:: Written instruction ::
Pick out the lines in the listing below that contain the word "количеству" and copy them.

:: Records for the exercise ::
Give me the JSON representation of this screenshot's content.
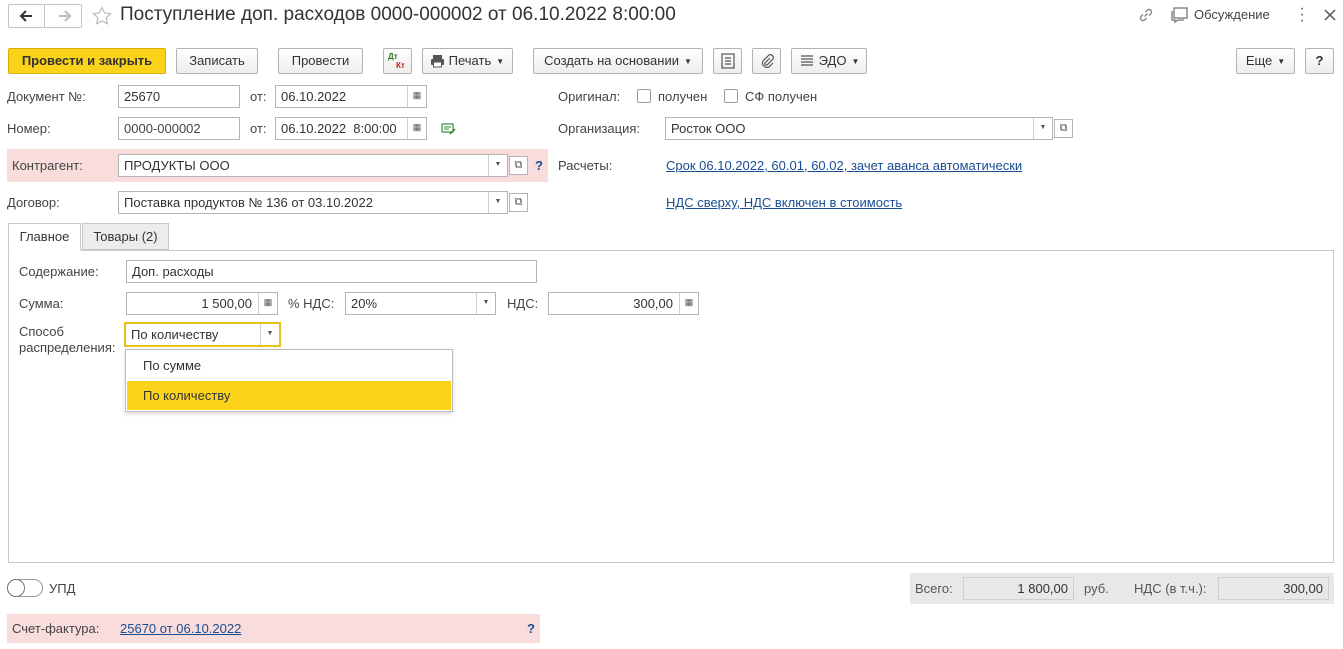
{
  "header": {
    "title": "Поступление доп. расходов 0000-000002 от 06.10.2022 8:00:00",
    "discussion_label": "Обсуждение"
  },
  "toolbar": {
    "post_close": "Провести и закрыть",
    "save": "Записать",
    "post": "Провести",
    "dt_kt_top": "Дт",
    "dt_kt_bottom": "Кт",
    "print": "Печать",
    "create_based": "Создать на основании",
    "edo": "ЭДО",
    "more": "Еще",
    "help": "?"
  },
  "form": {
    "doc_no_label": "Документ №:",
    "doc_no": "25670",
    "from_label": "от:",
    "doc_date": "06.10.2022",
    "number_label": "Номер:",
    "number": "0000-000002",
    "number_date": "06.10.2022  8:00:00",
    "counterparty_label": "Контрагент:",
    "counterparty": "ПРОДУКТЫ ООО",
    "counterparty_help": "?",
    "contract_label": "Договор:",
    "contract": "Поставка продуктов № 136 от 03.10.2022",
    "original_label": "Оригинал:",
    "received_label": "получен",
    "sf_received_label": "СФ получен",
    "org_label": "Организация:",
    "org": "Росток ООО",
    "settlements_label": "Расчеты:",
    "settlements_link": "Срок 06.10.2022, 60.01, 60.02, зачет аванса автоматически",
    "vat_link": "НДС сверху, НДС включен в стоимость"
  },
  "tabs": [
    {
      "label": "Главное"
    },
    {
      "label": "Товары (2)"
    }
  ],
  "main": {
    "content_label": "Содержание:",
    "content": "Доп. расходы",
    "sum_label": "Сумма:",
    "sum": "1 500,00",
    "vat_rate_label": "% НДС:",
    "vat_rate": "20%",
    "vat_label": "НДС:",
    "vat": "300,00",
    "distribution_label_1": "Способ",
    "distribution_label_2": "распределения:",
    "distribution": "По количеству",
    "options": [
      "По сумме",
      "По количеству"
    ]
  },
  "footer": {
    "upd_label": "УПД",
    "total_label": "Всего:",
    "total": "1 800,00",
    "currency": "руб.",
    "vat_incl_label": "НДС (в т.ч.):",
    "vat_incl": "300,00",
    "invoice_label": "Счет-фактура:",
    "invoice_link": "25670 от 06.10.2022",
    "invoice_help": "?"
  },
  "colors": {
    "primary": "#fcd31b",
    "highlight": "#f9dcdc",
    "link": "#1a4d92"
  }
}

* * *

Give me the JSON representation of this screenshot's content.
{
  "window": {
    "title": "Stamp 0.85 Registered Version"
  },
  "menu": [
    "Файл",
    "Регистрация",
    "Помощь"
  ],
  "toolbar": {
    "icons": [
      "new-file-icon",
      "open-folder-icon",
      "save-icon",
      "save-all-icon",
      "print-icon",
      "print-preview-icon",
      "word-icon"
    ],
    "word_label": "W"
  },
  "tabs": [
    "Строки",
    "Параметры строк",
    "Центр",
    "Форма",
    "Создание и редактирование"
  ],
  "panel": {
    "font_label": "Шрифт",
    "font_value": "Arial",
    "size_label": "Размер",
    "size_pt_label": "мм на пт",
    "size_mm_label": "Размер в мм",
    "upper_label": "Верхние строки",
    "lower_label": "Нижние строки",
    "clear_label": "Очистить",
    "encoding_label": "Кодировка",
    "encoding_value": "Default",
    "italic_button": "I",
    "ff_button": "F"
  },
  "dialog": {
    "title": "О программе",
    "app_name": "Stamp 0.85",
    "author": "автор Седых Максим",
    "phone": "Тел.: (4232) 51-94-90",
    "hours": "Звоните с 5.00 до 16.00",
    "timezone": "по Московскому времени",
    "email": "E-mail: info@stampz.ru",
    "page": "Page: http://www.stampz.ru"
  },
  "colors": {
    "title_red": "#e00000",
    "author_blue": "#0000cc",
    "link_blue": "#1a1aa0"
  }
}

:: Expected output ::
    "distribution": "По количеству",
      "По количеству"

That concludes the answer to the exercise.